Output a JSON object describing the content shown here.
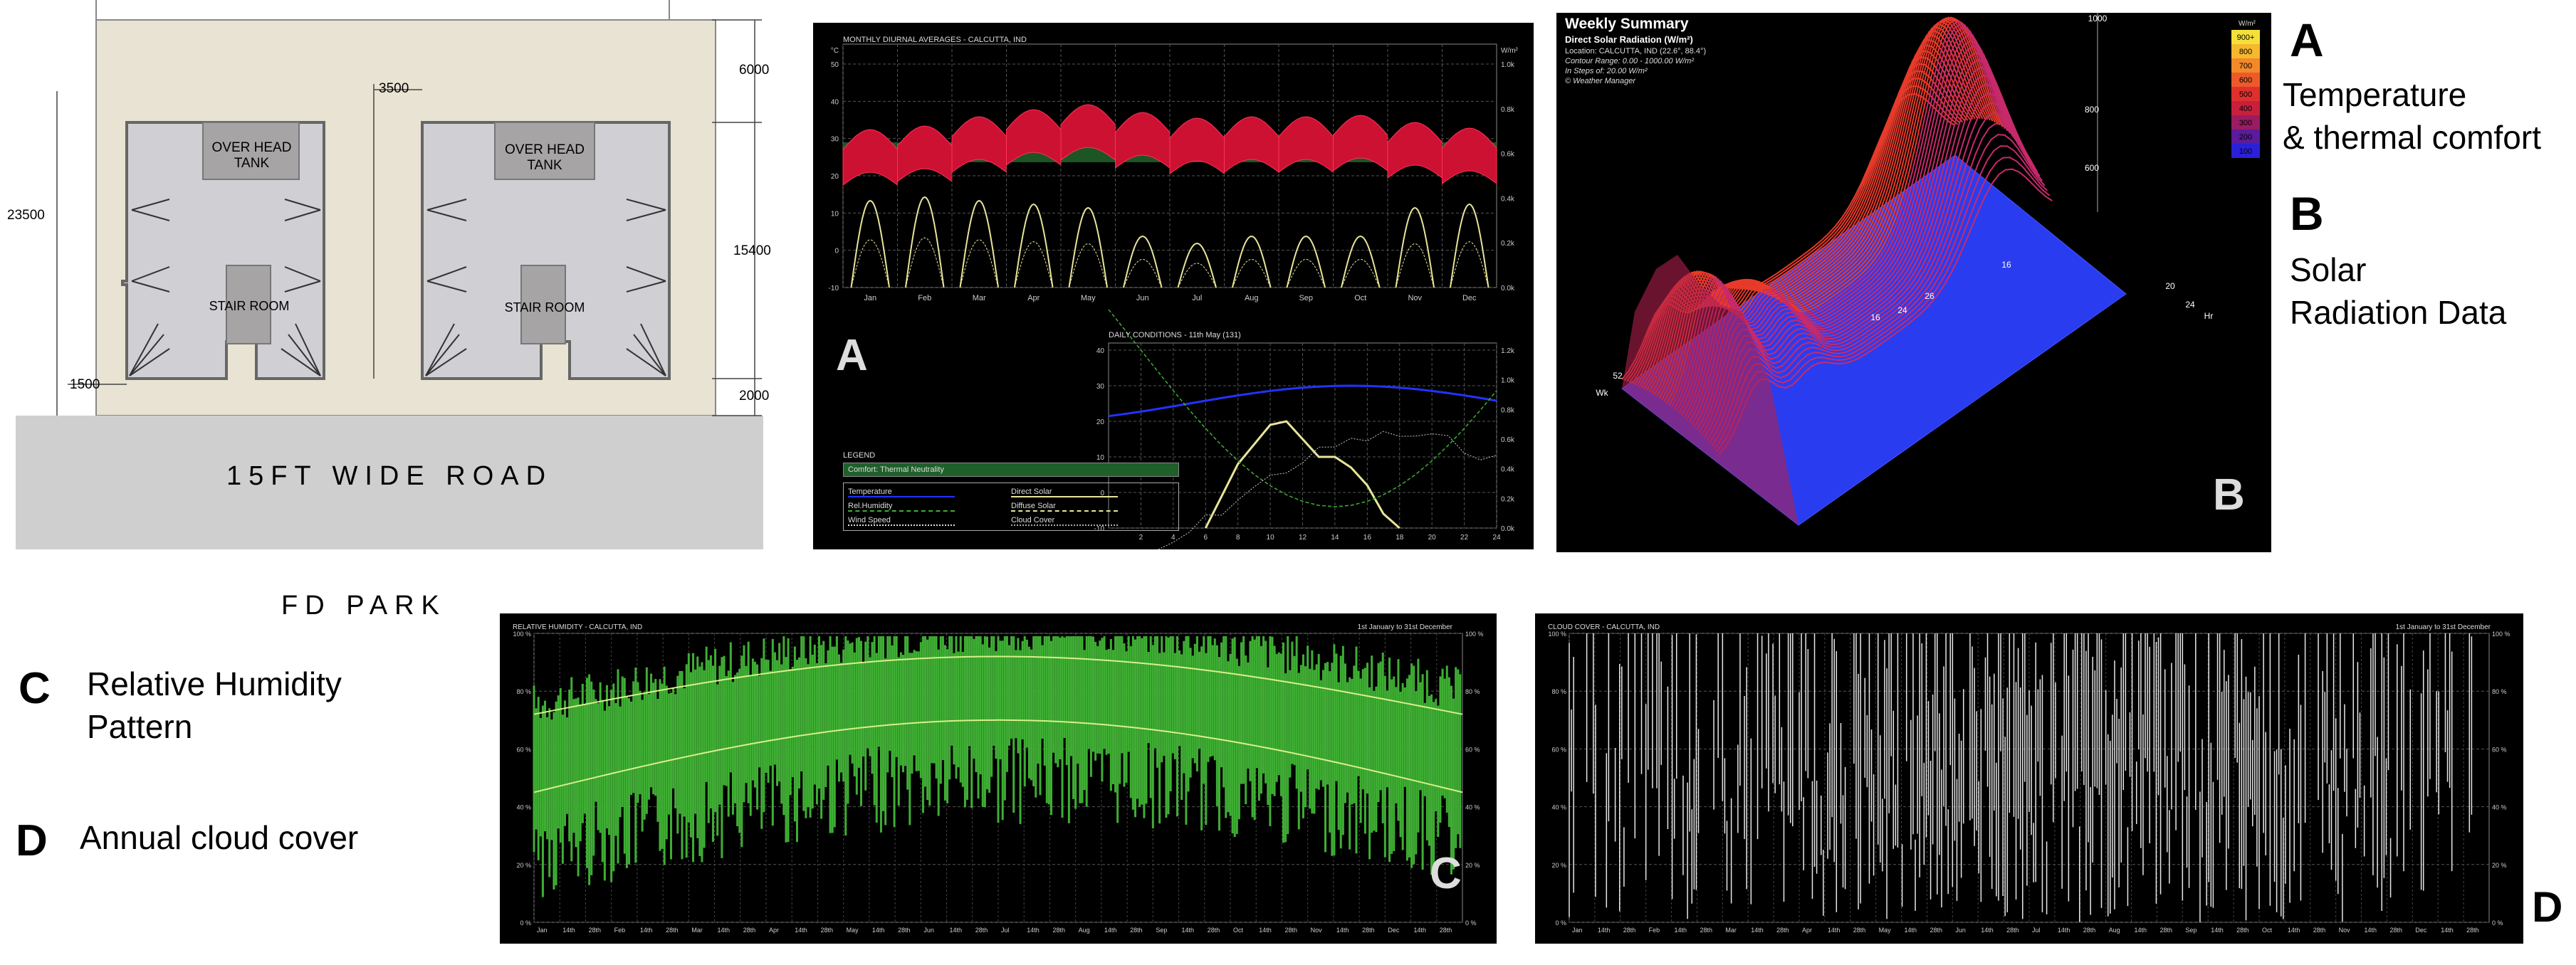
{
  "site_plan": {
    "road_label": "15FT WIDE ROAD",
    "park_label": "FD PARK",
    "unit_a": {
      "tank": "OVER HEAD TANK",
      "stair": "STAIR ROOM"
    },
    "unit_b": {
      "tank": "OVER HEAD TANK",
      "stair": "STAIR ROOM"
    },
    "dimensions": {
      "gap": "3500",
      "top": "6000",
      "mid": "15400",
      "bottom": "2000",
      "left": "23500",
      "left_small": "1500"
    }
  },
  "panel_a": {
    "tag": "A",
    "monthly_title": "MONTHLY DIURNAL AVERAGES - CALCUTTA, IND",
    "left_unit": "°C",
    "right_unit": "W/m²",
    "months": [
      "Jan",
      "Feb",
      "Mar",
      "Apr",
      "May",
      "Jun",
      "Jul",
      "Aug",
      "Sep",
      "Oct",
      "Nov",
      "Dec"
    ],
    "y_ticks": [
      "50",
      "40",
      "30",
      "20",
      "10",
      "0",
      "-10"
    ],
    "y_right_ticks": [
      "1.0k",
      "0.8k",
      "0.6k",
      "0.4k",
      "0.2k",
      "0.0k"
    ],
    "daily_title": "DAILY CONDITIONS - 11th May (131)",
    "daily_x_ticks": [
      "2",
      "4",
      "6",
      "8",
      "10",
      "12",
      "14",
      "16",
      "18",
      "20",
      "22",
      "24"
    ],
    "daily_y_ticks": [
      "40",
      "30",
      "20",
      "10",
      "0",
      "-10"
    ],
    "daily_y_right_ticks": [
      "1.2k",
      "1.0k",
      "0.8k",
      "0.6k",
      "0.4k",
      "0.2k",
      "0.0k"
    ],
    "legend": {
      "title": "LEGEND",
      "comfort": "Comfort: Thermal Neutrality",
      "items": [
        "Temperature",
        "Direct Solar",
        "Rel.Humidity",
        "Diffuse Solar",
        "Wind Speed",
        "Cloud Cover"
      ]
    },
    "colors": {
      "temp_band": "#cc1133",
      "comfort": "#1f5f2a",
      "solar": "#e8e59a",
      "temp_line": "#2233ff"
    }
  },
  "panel_b": {
    "tag": "B",
    "title": "Weekly Summary",
    "subtitle": "Direct Solar Radiation (W/m²)",
    "location": "Location: CALCUTTA, IND (22.6°, 88.4°)",
    "range": "Contour Range: 0.00 - 1000.00 W/m²",
    "steps": "In Steps of: 20.00 W/m²",
    "credit": "© Weather Manager",
    "scale_unit": "W/m²",
    "scale_ticks": [
      "900+",
      "800",
      "700",
      "600",
      "500",
      "400",
      "300",
      "200",
      "100"
    ],
    "scale_colors": [
      "#f5e03a",
      "#f5b82e",
      "#f2892a",
      "#ec5a2a",
      "#e0302e",
      "#c8203c",
      "#9a1c62",
      "#5a1c9a",
      "#2a20d8"
    ],
    "axis_labels": [
      "1000",
      "800",
      "600",
      "16",
      "26",
      "24",
      "16",
      "52",
      "Wk",
      "20",
      "24",
      "Hr"
    ]
  },
  "panel_c": {
    "tag": "C",
    "title": "RELATIVE HUMIDITY - CALCUTTA, IND",
    "range": "1st January to 31st December",
    "y_ticks": [
      "100 %",
      "80 %",
      "60 %",
      "40 %",
      "20 %",
      "0 %"
    ],
    "x_ticks": [
      "Jan",
      "14th",
      "28th",
      "Feb",
      "14th",
      "28th",
      "Mar",
      "14th",
      "28th",
      "Apr",
      "14th",
      "28th",
      "May",
      "14th",
      "28th",
      "Jun",
      "14th",
      "28th",
      "Jul",
      "14th",
      "28th",
      "Aug",
      "14th",
      "28th",
      "Sep",
      "14th",
      "28th",
      "Oct",
      "14th",
      "28th",
      "Nov",
      "14th",
      "28th",
      "Dec",
      "14th",
      "28th"
    ],
    "color": "#3fae34"
  },
  "panel_d": {
    "tag": "D",
    "title": "CLOUD COVER - CALCUTTA, IND",
    "range": "1st January to 31st December",
    "y_ticks": [
      "100 %",
      "80 %",
      "60 %",
      "40 %",
      "20 %",
      "0 %"
    ],
    "x_ticks": [
      "Jan",
      "14th",
      "28th",
      "Feb",
      "14th",
      "28th",
      "Mar",
      "14th",
      "28th",
      "Apr",
      "14th",
      "28th",
      "May",
      "14th",
      "28th",
      "Jun",
      "14th",
      "28th",
      "Jul",
      "14th",
      "28th",
      "Aug",
      "14th",
      "28th",
      "Sep",
      "14th",
      "28th",
      "Oct",
      "14th",
      "28th",
      "Nov",
      "14th",
      "28th",
      "Dec",
      "14th",
      "28th"
    ]
  },
  "captions": {
    "a_letter": "A",
    "a_text_1": "Temperature",
    "a_text_2": "& thermal comfort",
    "b_letter": "B",
    "b_text_1": "Solar",
    "b_text_2": "Radiation Data",
    "c_letter": "C",
    "c_text_1": "Relative Humidity",
    "c_text_2": "Pattern",
    "d_letter": "D",
    "d_text": "Annual cloud cover"
  }
}
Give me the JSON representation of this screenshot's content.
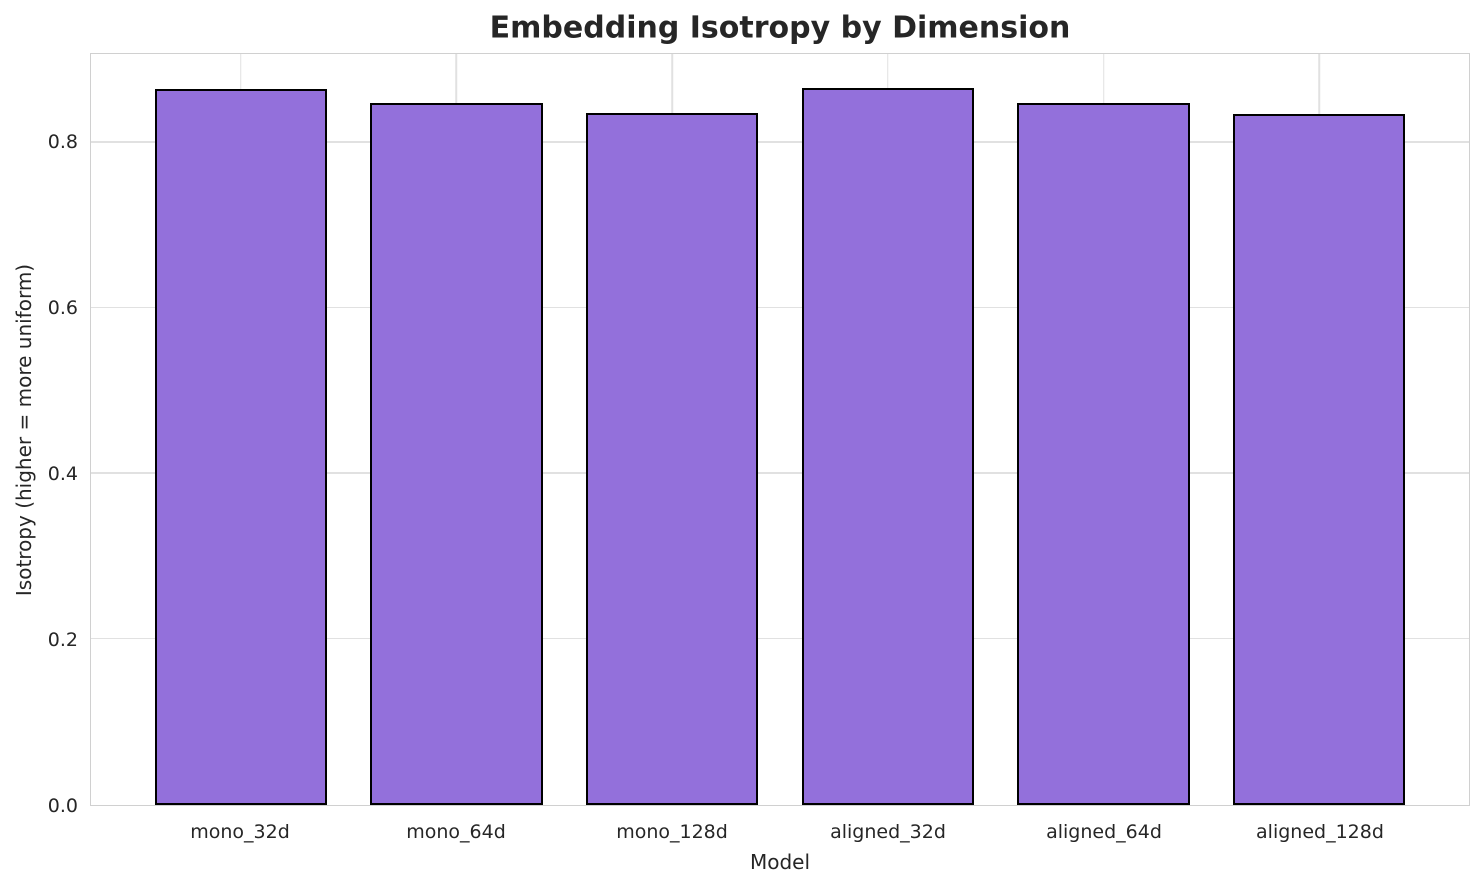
{
  "chart_data": {
    "type": "bar",
    "title": "Embedding Isotropy by Dimension",
    "xlabel": "Model",
    "ylabel": "Isotropy (higher = more uniform)",
    "categories": [
      "mono_32d",
      "mono_64d",
      "mono_128d",
      "aligned_32d",
      "aligned_64d",
      "aligned_128d"
    ],
    "values": [
      0.865,
      0.848,
      0.836,
      0.866,
      0.848,
      0.835
    ],
    "ylim": [
      0,
      0.907
    ],
    "yticks": [
      0.0,
      0.2,
      0.4,
      0.6,
      0.8
    ],
    "grid": true,
    "legend": "none",
    "bar_color": "#9370DB",
    "bar_edge_color": "#000000",
    "grid_color": "#e1e1e1",
    "spine_color": "#d0d0d0",
    "text_color": "#262626"
  }
}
==================================================
**TO DO**
Repeat the listing above exactly, with no pictures.

**WRITTEN ANSWER**
Output a JSON object describing the content shown here.
{
  "site_plan": {
    "road_label": "15FT WIDE ROAD",
    "park_label": "FD PARK",
    "unit_a": {
      "tank": "OVER HEAD TANK",
      "stair": "STAIR ROOM"
    },
    "unit_b": {
      "tank": "OVER HEAD TANK",
      "stair": "STAIR ROOM"
    },
    "dimensions": {
      "gap": "3500",
      "top": "6000",
      "mid": "15400",
      "bottom": "2000",
      "left": "23500",
      "left_small": "1500"
    }
  },
  "panel_a": {
    "tag": "A",
    "monthly_title": "MONTHLY DIURNAL AVERAGES - CALCUTTA, IND",
    "left_unit": "°C",
    "right_unit": "W/m²",
    "months": [
      "Jan",
      "Feb",
      "Mar",
      "Apr",
      "May",
      "Jun",
      "Jul",
      "Aug",
      "Sep",
      "Oct",
      "Nov",
      "Dec"
    ],
    "y_ticks": [
      "50",
      "40",
      "30",
      "20",
      "10",
      "0",
      "-10"
    ],
    "y_right_ticks": [
      "1.0k",
      "0.8k",
      "0.6k",
      "0.4k",
      "0.2k",
      "0.0k"
    ],
    "daily_title": "DAILY CONDITIONS - 11th May (131)",
    "daily_x_ticks": [
      "2",
      "4",
      "6",
      "8",
      "10",
      "12",
      "14",
      "16",
      "18",
      "20",
      "22",
      "24"
    ],
    "daily_y_ticks": [
      "40",
      "30",
      "20",
      "10",
      "0",
      "-10"
    ],
    "daily_y_right_ticks": [
      "1.2k",
      "1.0k",
      "0.8k",
      "0.6k",
      "0.4k",
      "0.2k",
      "0.0k"
    ],
    "legend": {
      "title": "LEGEND",
      "comfort": "Comfort: Thermal Neutrality",
      "items": [
        "Temperature",
        "Direct Solar",
        "Rel.Humidity",
        "Diffuse Solar",
        "Wind Speed",
        "Cloud Cover"
      ]
    },
    "colors": {
      "temp_band": "#cc1133",
      "comfort": "#1f5f2a",
      "solar": "#e8e59a",
      "temp_line": "#2233ff"
    }
  },
  "panel_b": {
    "tag": "B",
    "title": "Weekly Summary",
    "subtitle": "Direct Solar Radiation (W/m²)",
    "location": "Location: CALCUTTA, IND (22.6°, 88.4°)",
    "range": "Contour Range: 0.00 - 1000.00 W/m²",
    "steps": "In Steps of: 20.00 W/m²",
    "credit": "© Weather Manager",
    "scale_unit": "W/m²",
    "scale_ticks": [
      "900+",
      "800",
      "700",
      "600",
      "500",
      "400",
      "300",
      "200",
      "100"
    ],
    "scale_colors": [
      "#f5e03a",
      "#f5b82e",
      "#f2892a",
      "#ec5a2a",
      "#e0302e",
      "#c8203c",
      "#9a1c62",
      "#5a1c9a",
      "#2a20d8"
    ],
    "axis_labels": [
      "1000",
      "800",
      "600",
      "16",
      "26",
      "24",
      "16",
      "52",
      "Wk",
      "20",
      "24",
      "Hr"
    ]
  },
  "panel_c": {
    "tag": "C",
    "title": "RELATIVE HUMIDITY - CALCUTTA, IND",
    "range": "1st January to 31st December",
    "y_ticks": [
      "100 %",
      "80 %",
      "60 %",
      "40 %",
      "20 %",
      "0 %"
    ],
    "x_ticks": [
      "Jan",
      "14th",
      "28th",
      "Feb",
      "14th",
      "28th",
      "Mar",
      "14th",
      "28th",
      "Apr",
      "14th",
      "28th",
      "May",
      "14th",
      "28th",
      "Jun",
      "14th",
      "28th",
      "Jul",
      "14th",
      "28th",
      "Aug",
      "14th",
      "28th",
      "Sep",
      "14th",
      "28th",
      "Oct",
      "14th",
      "28th",
      "Nov",
      "14th",
      "28th",
      "Dec",
      "14th",
      "28th"
    ],
    "color": "#3fae34"
  },
  "panel_d": {
    "tag": "D",
    "title": "CLOUD COVER - CALCUTTA, IND",
    "range": "1st January to 31st December",
    "y_ticks": [
      "100 %",
      "80 %",
      "60 %",
      "40 %",
      "20 %",
      "0 %"
    ],
    "x_ticks": [
      "Jan",
      "14th",
      "28th",
      "Feb",
      "14th",
      "28th",
      "Mar",
      "14th",
      "28th",
      "Apr",
      "14th",
      "28th",
      "May",
      "14th",
      "28th",
      "Jun",
      "14th",
      "28th",
      "Jul",
      "14th",
      "28th",
      "Aug",
      "14th",
      "28th",
      "Sep",
      "14th",
      "28th",
      "Oct",
      "14th",
      "28th",
      "Nov",
      "14th",
      "28th",
      "Dec",
      "14th",
      "28th"
    ]
  },
  "captions": {
    "a_letter": "A",
    "a_text_1": "Temperature",
    "a_text_2": "& thermal comfort",
    "b_letter": "B",
    "b_text_1": "Solar",
    "b_text_2": "Radiation Data",
    "c_letter": "C",
    "c_text_1": "Relative Humidity",
    "c_text_2": "Pattern",
    "d_letter": "D",
    "d_text": "Annual cloud cover"
  }
}
Give me the JSON representation of this screenshot's content.
{
  "chart_data": {
    "type": "bar",
    "title": "Embedding Isotropy by Dimension",
    "xlabel": "Model",
    "ylabel": "Isotropy (higher = more uniform)",
    "categories": [
      "mono_32d",
      "mono_64d",
      "mono_128d",
      "aligned_32d",
      "aligned_64d",
      "aligned_128d"
    ],
    "values": [
      0.865,
      0.848,
      0.836,
      0.866,
      0.848,
      0.835
    ],
    "ylim": [
      0,
      0.907
    ],
    "yticks": [
      0.0,
      0.2,
      0.4,
      0.6,
      0.8
    ],
    "grid": true,
    "legend": "none",
    "bar_color": "#9370DB",
    "bar_edge_color": "#000000",
    "grid_color": "#e1e1e1",
    "spine_color": "#d0d0d0",
    "text_color": "#262626"
  }
}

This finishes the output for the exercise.